* Task objective *
Find each line containing the string "direct". Copy it.

* Data rows *
■ ■ ■ ■ ■

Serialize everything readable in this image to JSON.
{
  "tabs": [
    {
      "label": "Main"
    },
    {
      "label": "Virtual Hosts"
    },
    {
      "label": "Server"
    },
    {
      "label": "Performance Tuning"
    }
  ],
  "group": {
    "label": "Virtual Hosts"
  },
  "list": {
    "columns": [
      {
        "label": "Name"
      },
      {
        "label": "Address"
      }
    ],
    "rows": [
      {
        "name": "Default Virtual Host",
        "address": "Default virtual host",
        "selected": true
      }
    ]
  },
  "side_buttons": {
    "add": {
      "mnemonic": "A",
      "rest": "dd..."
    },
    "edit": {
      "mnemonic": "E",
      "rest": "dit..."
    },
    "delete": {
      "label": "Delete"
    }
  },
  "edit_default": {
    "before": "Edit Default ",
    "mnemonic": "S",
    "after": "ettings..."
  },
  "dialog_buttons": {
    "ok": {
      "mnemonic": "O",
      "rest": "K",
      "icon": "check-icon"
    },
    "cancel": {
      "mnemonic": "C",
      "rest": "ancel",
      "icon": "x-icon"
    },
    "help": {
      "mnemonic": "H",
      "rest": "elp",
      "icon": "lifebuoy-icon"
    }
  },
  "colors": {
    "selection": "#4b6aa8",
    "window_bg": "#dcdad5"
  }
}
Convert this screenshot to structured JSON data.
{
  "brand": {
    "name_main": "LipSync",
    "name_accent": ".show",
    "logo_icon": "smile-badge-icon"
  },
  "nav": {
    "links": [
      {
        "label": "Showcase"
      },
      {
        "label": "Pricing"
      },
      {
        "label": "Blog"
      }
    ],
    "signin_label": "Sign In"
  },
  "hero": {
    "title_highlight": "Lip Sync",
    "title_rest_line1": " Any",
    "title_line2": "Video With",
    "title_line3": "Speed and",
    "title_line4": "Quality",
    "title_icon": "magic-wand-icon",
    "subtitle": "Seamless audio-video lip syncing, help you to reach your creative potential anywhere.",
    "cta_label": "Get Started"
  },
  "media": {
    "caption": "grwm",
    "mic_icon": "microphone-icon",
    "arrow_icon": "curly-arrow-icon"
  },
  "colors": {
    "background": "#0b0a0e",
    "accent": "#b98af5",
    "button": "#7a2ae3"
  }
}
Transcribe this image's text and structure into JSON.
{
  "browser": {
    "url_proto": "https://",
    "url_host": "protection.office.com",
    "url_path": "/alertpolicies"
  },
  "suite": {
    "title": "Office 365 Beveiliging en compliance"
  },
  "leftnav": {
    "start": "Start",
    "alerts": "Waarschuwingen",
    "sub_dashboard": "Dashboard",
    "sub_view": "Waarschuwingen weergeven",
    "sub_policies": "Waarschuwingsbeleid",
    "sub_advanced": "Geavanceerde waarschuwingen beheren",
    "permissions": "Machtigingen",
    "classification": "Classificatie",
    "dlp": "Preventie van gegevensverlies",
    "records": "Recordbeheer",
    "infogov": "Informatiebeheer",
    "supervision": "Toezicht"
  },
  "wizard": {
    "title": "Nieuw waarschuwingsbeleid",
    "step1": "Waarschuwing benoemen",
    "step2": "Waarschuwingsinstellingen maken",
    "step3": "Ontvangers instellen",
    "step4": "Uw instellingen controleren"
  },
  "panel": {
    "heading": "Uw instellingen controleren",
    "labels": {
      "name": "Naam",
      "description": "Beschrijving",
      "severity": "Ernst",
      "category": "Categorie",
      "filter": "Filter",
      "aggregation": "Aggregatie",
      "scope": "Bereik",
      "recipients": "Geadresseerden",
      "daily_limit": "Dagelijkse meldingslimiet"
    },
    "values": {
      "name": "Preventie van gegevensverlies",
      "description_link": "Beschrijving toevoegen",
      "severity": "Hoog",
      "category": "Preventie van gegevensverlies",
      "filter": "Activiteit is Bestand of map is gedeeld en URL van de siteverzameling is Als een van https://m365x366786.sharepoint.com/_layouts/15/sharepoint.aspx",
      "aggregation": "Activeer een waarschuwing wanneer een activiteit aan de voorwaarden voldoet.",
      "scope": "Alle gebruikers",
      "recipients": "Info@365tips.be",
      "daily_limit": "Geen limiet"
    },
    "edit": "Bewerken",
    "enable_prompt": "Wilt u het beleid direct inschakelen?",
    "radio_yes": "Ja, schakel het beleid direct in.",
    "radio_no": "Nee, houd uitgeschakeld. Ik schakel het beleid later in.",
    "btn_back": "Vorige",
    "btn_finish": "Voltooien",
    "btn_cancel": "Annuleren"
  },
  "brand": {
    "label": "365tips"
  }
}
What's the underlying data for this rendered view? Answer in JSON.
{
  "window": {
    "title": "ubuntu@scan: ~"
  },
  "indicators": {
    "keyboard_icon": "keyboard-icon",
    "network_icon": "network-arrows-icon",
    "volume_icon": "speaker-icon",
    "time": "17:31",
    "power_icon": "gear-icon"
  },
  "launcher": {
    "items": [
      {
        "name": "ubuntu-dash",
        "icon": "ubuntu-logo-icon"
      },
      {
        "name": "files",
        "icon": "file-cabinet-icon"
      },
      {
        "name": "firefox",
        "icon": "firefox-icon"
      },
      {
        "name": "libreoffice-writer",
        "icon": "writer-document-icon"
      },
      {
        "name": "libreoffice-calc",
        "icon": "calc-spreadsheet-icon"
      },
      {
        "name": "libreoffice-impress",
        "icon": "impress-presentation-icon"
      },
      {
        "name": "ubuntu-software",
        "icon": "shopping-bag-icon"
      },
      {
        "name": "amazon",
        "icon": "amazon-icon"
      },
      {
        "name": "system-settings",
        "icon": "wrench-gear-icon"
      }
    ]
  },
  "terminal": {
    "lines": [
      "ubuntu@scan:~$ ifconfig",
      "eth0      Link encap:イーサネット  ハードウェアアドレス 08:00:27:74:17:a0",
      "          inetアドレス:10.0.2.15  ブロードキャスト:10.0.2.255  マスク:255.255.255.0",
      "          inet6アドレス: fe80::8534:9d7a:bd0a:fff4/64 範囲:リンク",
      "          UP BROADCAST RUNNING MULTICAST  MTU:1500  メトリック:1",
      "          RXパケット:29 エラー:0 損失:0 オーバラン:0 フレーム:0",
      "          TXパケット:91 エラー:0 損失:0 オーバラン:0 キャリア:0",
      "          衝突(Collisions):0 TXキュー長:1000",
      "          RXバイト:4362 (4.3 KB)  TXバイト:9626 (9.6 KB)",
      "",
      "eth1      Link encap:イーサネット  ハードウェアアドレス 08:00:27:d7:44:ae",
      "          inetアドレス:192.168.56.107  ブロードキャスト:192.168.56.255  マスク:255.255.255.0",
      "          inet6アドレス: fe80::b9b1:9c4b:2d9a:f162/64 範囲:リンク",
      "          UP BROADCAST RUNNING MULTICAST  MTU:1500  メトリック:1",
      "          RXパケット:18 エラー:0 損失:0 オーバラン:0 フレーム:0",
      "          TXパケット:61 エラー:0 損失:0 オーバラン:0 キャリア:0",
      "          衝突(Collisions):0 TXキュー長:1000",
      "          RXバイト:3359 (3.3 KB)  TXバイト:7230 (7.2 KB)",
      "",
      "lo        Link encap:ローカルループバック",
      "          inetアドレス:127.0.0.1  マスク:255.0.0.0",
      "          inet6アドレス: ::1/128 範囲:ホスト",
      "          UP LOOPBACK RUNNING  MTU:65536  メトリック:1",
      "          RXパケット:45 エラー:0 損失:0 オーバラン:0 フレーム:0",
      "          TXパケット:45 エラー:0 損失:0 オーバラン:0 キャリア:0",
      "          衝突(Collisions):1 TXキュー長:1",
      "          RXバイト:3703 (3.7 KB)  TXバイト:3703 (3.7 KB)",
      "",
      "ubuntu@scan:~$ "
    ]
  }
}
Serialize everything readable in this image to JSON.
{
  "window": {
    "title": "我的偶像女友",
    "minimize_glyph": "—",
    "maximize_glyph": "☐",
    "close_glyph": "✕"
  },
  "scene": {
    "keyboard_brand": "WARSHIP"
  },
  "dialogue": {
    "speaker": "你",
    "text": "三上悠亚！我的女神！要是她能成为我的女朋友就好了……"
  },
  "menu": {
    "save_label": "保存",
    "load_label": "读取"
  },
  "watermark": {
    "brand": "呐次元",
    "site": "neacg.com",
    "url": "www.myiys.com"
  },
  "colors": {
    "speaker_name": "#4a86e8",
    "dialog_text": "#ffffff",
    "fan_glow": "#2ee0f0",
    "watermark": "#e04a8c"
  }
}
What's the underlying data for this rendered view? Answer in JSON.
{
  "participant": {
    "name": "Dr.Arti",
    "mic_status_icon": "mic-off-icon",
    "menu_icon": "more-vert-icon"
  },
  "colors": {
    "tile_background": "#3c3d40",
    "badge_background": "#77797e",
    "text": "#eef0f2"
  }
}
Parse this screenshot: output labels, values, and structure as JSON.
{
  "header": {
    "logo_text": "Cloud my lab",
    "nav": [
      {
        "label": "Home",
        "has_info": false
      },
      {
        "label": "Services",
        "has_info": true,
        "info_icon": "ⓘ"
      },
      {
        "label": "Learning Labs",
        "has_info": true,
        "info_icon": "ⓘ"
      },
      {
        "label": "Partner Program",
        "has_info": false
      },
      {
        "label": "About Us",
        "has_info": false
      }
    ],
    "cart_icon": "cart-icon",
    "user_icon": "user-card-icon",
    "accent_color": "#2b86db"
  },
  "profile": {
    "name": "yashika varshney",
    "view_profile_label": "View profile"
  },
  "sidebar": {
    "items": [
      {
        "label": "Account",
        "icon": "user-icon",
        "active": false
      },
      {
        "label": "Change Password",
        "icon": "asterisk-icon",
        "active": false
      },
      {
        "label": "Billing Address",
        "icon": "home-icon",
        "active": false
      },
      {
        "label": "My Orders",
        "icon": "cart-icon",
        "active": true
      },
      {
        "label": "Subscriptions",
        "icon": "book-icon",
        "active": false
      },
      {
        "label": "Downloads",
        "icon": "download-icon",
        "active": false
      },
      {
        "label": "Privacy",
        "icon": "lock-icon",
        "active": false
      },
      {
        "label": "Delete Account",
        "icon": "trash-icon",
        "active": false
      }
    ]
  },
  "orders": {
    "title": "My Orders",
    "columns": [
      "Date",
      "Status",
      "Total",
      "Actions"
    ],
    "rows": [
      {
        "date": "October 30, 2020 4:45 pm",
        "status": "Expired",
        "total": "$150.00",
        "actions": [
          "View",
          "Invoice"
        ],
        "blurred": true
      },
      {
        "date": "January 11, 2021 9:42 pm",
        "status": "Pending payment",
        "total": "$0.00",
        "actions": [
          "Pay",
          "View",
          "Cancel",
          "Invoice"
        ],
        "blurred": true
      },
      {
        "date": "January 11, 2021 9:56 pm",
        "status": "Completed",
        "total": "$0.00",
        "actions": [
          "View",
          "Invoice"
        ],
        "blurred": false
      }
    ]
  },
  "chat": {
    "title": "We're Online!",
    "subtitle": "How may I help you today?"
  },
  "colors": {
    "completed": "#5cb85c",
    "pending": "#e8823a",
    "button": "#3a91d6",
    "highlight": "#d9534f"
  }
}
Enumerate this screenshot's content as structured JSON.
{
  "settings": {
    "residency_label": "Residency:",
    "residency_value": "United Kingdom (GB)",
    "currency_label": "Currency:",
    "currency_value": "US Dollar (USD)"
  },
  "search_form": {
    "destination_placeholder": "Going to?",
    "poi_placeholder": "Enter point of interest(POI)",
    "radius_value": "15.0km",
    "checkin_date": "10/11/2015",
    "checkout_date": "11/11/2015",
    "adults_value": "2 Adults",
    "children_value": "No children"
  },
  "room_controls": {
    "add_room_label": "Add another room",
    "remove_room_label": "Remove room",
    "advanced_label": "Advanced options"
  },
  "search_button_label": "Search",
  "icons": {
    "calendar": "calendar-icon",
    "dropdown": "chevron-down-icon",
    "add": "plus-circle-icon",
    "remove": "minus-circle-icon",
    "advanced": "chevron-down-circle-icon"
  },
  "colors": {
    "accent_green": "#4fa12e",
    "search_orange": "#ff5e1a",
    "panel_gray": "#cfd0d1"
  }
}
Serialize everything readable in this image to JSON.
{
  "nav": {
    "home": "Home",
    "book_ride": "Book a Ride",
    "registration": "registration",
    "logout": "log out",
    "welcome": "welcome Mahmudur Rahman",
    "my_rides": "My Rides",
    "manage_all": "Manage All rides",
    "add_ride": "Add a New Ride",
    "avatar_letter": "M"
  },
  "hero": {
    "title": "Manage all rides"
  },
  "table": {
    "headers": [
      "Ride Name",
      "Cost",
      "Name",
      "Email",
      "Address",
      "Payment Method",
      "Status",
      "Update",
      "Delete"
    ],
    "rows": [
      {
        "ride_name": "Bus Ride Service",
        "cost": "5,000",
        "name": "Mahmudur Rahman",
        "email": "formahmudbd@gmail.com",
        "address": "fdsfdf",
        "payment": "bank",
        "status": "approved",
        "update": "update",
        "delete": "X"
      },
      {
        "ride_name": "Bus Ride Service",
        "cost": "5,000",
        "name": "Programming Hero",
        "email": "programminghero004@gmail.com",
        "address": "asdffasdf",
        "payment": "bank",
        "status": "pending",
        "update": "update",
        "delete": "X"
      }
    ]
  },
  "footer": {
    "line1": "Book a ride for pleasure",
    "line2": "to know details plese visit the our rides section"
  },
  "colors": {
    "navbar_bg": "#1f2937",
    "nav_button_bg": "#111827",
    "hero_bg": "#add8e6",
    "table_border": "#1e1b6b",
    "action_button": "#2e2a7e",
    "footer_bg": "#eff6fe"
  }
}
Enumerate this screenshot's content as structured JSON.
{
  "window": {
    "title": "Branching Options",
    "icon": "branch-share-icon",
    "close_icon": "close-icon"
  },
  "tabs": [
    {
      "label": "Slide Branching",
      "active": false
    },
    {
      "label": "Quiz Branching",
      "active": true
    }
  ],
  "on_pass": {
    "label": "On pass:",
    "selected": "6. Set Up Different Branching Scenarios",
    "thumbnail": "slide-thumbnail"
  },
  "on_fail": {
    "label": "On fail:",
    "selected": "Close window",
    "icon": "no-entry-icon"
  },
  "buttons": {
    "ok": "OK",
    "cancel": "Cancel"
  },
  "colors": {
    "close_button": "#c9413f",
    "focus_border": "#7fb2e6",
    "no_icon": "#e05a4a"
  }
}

■ ■ ■ ■ ■

* Reply *
    "enable_prompt": "Wilt u het beleid direct inschakelen?",
    "radio_yes": "Ja, schakel het beleid direct in.",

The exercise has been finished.